## Exercise goal
Repeat each line of the material below exactly as it appears, minus any pictures.

## Items
--------------------------------

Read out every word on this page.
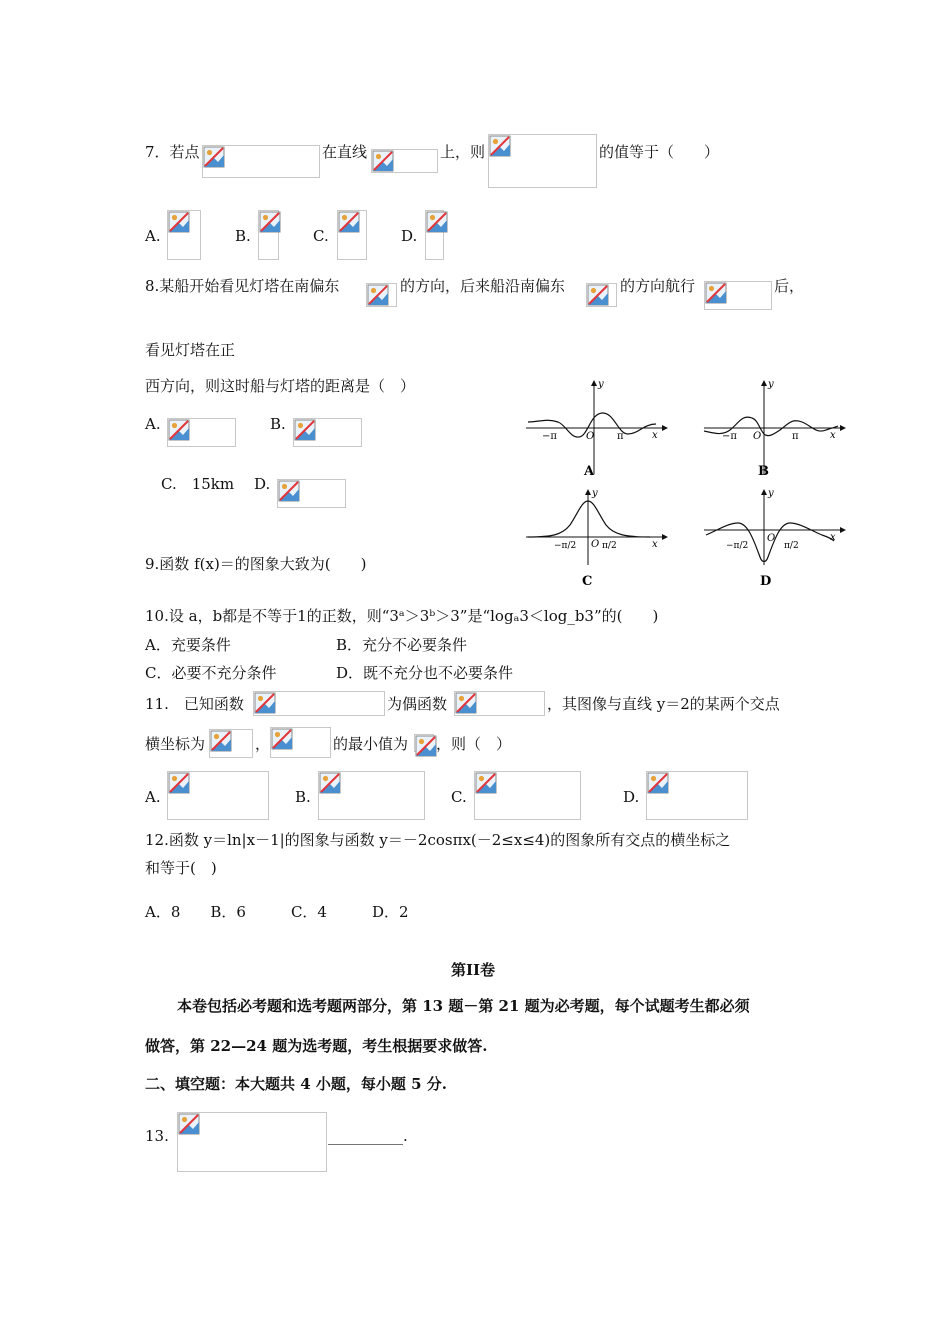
7．若点	在直线	上，则	的值等于（　　）
A.	B.	C.	D.
8.某船开始看见灯塔在南偏东	的方向，后来船沿南偏东	的方向航行	后，
看见灯塔在正
西方向，则这时船与灯塔的距离是（　）
A.	B.
C.　15km D.
y
x
−π	O π
A
y
x
−π O	π
B
y
x
−π/2 O π/2
C
y
x
−π/2
O
π/2
D
9.函数 f(x)＝的图象大致为(　　)
10.设 a，b都是不等于1的正数，则“3ᵃ＞3ᵇ＞3”是“logₐ3＜log_b3”的(　　)
A．充要条件	B．充分不必要条件
C．必要不充分条件	D．既不充分也不必要条件
11.　已知函数	为偶函数	，其图像与直线 y＝2的某两个交点
横坐标为	，	的最小值为 ，则（　）
A.	B.	C.	D.
12.函数 y＝ln|x－1|的图象与函数 y＝－2cosπx(－2≤x≤4)的图象所有交点的横坐标之
和等于(　)
A．8　　B．6　　　C．4　　　D．2
第II卷
本卷包括必考题和选考题两部分，第 13 题－第 21 题为必考题，每个试题考生都必须
做答，第 22—24 题为选考题，考生根据要求做答.
二、填空题：本大题共 4 小题，每小题 5 分.
13.	__________.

--------------------------------

## Response
Read out every word on this page.
7．若点	在直线	上，则	的值等于（　　）
A.	B.	C.	D.
8.某船开始看见灯塔在南偏东	的方向，后来船沿南偏东	的方向航行	后，
看见灯塔在正
西方向，则这时船与灯塔的距离是（　）
A.	B.
C.　15km D.
y
x
−π	O π
A
y
x
−π O	π
B
y
x
−π/2 O π/2
C
y
x
−π/2
O
π/2
D
9.函数 f(x)＝的图象大致为(　　)
10.设 a，b都是不等于1的正数，则“3ᵃ＞3ᵇ＞3”是“logₐ3＜log_b3”的(　　)
A．充要条件	B．充分不必要条件
C．必要不充分条件	D．既不充分也不必要条件
11.　已知函数	为偶函数	，其图像与直线 y＝2的某两个交点
横坐标为	，	的最小值为 ，则（　）
A.	B.	C.	D.
12.函数 y＝ln|x－1|的图象与函数 y＝－2cosπx(－2≤x≤4)的图象所有交点的横坐标之
和等于(　)
A．8　　B．6　　　C．4　　　D．2
第II卷
本卷包括必考题和选考题两部分，第 13 题－第 21 题为必考题，每个试题考生都必须
做答，第 22—24 题为选考题，考生根据要求做答.
二、填空题：本大题共 4 小题，每小题 5 分.
13.	__________.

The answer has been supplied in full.